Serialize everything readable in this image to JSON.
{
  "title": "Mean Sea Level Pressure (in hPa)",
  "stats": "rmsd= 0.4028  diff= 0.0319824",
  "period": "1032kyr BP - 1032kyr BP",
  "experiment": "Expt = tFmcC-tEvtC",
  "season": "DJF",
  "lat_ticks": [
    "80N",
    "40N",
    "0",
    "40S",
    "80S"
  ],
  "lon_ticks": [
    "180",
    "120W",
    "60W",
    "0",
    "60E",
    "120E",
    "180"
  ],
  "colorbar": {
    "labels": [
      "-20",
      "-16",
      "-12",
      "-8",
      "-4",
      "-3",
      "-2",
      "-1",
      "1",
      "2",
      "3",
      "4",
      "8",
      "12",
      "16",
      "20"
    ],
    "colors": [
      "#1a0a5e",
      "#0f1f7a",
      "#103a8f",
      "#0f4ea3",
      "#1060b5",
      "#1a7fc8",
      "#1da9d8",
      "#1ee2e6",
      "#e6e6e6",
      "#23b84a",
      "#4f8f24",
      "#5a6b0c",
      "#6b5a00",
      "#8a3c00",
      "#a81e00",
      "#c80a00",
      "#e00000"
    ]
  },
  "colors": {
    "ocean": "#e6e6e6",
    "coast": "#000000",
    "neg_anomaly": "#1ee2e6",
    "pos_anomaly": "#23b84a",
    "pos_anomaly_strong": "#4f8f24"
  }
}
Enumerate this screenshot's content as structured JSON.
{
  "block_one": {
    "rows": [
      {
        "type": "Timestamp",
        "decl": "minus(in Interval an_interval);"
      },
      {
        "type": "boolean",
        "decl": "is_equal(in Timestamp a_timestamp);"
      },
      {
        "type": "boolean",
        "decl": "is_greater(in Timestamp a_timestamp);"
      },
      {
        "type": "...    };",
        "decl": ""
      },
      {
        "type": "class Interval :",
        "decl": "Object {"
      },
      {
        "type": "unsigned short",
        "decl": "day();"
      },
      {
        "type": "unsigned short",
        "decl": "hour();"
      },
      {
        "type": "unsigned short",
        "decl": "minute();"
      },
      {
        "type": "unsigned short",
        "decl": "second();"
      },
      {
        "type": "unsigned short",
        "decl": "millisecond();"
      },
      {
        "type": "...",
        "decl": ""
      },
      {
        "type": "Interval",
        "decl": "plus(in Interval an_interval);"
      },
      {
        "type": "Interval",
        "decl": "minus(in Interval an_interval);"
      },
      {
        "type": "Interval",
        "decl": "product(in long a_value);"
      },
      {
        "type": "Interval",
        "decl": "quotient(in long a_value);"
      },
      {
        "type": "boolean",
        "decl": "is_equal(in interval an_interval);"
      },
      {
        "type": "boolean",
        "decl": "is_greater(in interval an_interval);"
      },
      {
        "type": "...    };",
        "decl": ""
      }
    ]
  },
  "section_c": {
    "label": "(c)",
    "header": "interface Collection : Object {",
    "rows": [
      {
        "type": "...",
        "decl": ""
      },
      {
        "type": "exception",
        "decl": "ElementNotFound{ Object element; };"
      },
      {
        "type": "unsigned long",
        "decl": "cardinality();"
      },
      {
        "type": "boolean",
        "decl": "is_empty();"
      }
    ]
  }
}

..............................

Copy each line that holds the word "this".

Full answer -
Serialize everything readable in this image to JSON.
Enumerate this screenshot's content as structured JSON.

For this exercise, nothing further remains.